## EXERCISE DIRECTIONS
A verbatim copy of the records is required, with all pictures left out.

=-=-=-=-=

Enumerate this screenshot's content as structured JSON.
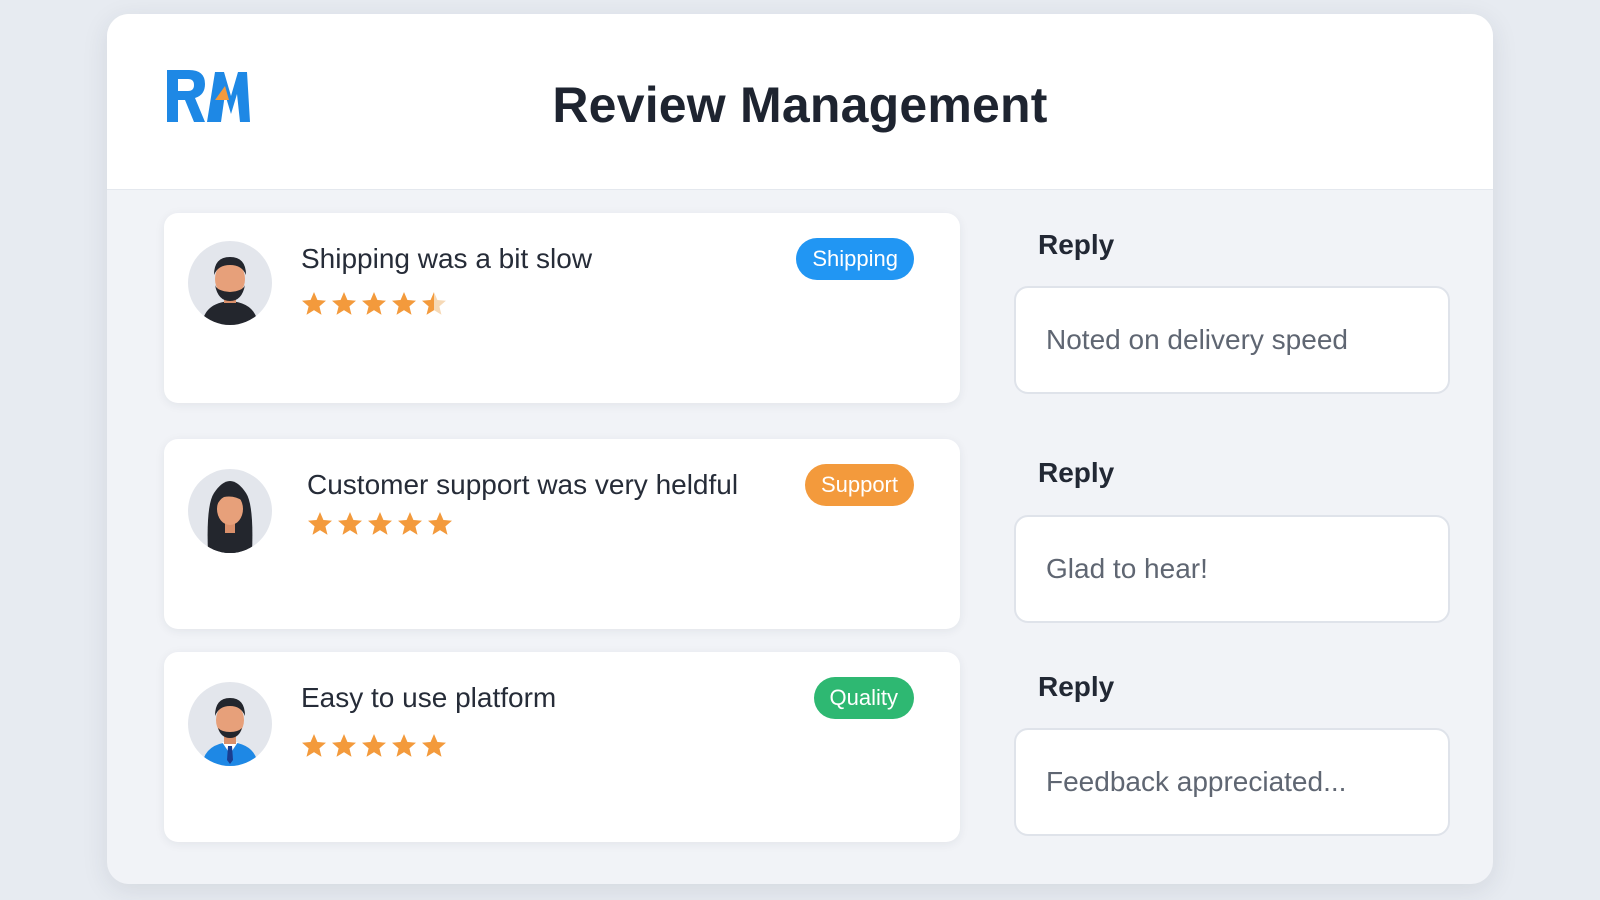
{
  "header": {
    "logo_text": "RM",
    "title": "Review Management"
  },
  "colors": {
    "logo_blue": "#1e88e5",
    "logo_orange": "#f39a3c",
    "star": "#f39a3c",
    "tag_shipping": "#2196f3",
    "tag_support": "#f39a3c",
    "tag_quality": "#2eb872"
  },
  "reviews": [
    {
      "text": "Shipping was a bit slow",
      "rating": 4.5,
      "tag": "Shipping",
      "tag_color": "#2196f3",
      "avatar_icon": "bearded-man-avatar-icon"
    },
    {
      "text": "Customer support was very heldful",
      "rating": 5,
      "tag": "Support",
      "tag_color": "#f39a3c",
      "avatar_icon": "woman-avatar-icon"
    },
    {
      "text": "Easy to use platform",
      "rating": 5,
      "tag": "Quality",
      "tag_color": "#2eb872",
      "avatar_icon": "man-with-tie-avatar-icon"
    }
  ],
  "replies": [
    {
      "label": "Reply",
      "value": "Noted on delivery speed"
    },
    {
      "label": "Reply",
      "value": "Glad to hear!"
    },
    {
      "label": "Reply",
      "value": "Feedback appreciated..."
    }
  ]
}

=-=-=-=-=

## RESULT OF THIS TASK
Enumerate this screenshot's content as structured JSON.
{
  "header": {
    "logo_text": "RM",
    "title": "Review Management"
  },
  "colors": {
    "logo_blue": "#1e88e5",
    "logo_orange": "#f39a3c",
    "star": "#f39a3c",
    "tag_shipping": "#2196f3",
    "tag_support": "#f39a3c",
    "tag_quality": "#2eb872"
  },
  "reviews": [
    {
      "text": "Shipping was a bit slow",
      "rating": 4.5,
      "tag": "Shipping",
      "tag_color": "#2196f3",
      "avatar_icon": "bearded-man-avatar-icon"
    },
    {
      "text": "Customer support was very heldful",
      "rating": 5,
      "tag": "Support",
      "tag_color": "#f39a3c",
      "avatar_icon": "woman-avatar-icon"
    },
    {
      "text": "Easy to use platform",
      "rating": 5,
      "tag": "Quality",
      "tag_color": "#2eb872",
      "avatar_icon": "man-with-tie-avatar-icon"
    }
  ],
  "replies": [
    {
      "label": "Reply",
      "value": "Noted on delivery speed"
    },
    {
      "label": "Reply",
      "value": "Glad to hear!"
    },
    {
      "label": "Reply",
      "value": "Feedback appreciated..."
    }
  ]
}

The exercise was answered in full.